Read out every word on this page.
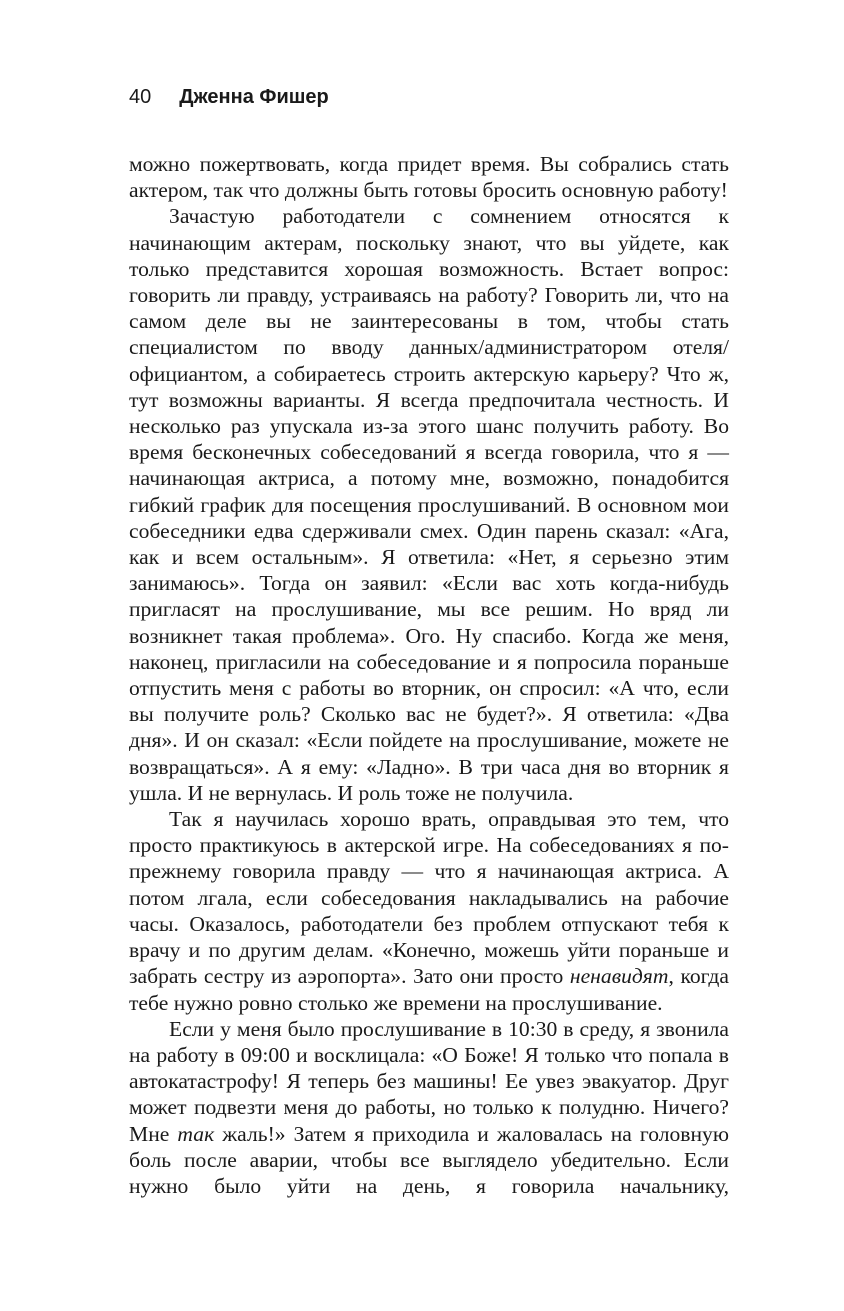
40 Дженна Фишер

можно пожертвовать, когда придет время. Вы собрались стать актером, так что должны быть готовы бросить основную работу!

Зачастую работодатели с сомнением относятся к начинающим актерам, поскольку знают, что вы уйдете, как только представится хорошая возможность. Встает вопрос: говорить ли правду, устраиваясь на работу? Говорить ли, что на самом деле вы не заинтересованы в том, чтобы стать специалистом по вводу данных/администратором отеля/официантом, а собираетесь строить актерскую карьеру? Что ж, тут возможны варианты. Я всегда предпочитала честность. И несколько раз упускала из-за этого шанс получить работу. Во время бесконечных собеседований я всегда говорила, что я — начинающая актриса, а потому мне, возможно, понадобится гибкий график для посещения прослушиваний. В основном мои собеседники едва сдерживали смех. Один парень сказал: «Ага, как и всем остальным». Я ответила: «Нет, я серьезно этим занимаюсь». Тогда он заявил: «Если вас хоть когда-нибудь пригласят на прослушивание, мы все решим. Но вряд ли возникнет такая проблема». Ого. Ну спасибо. Когда же меня, наконец, пригласили на собеседование и я попросила пораньше отпустить меня с работы во вторник, он спросил: «А что, если вы получите роль? Сколько вас не будет?». Я ответила: «Два дня». И он сказал: «Если пойдете на прослушивание, можете не возвращаться». А я ему: «Ладно». В три часа дня во вторник я ушла. И не вернулась. И роль тоже не получила.

Так я научилась хорошо врать, оправдывая это тем, что просто практикуюсь в актерской игре. На собеседованиях я по-прежнему говорила правду — что я начинающая актриса. А потом лгала, если собеседования накладывались на рабочие часы. Оказалось, работодатели без проблем отпускают тебя к врачу и по другим делам. «Конечно, можешь уйти пораньше и забрать сестру из аэропорта». Зато они просто ненавидят, когда тебе нужно ровно столько же времени на прослушивание.

Если у меня было прослушивание в 10:30 в среду, я звонила на работу в 09:00 и восклицала: «О Боже! Я только что попала в автокатастрофу! Я теперь без машины! Ее увез эвакуатор. Друг может подвезти меня до работы, но только к полудню. Ничего? Мне так жаль!» Затем я приходила и жаловалась на головную боль после аварии, чтобы все выглядело убедительно. Если нужно было уйти на день, я говорила начальнику,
====================
What number of lines in the records contain the word "уйти"? Answer with that number alone.

Answer to this task: 2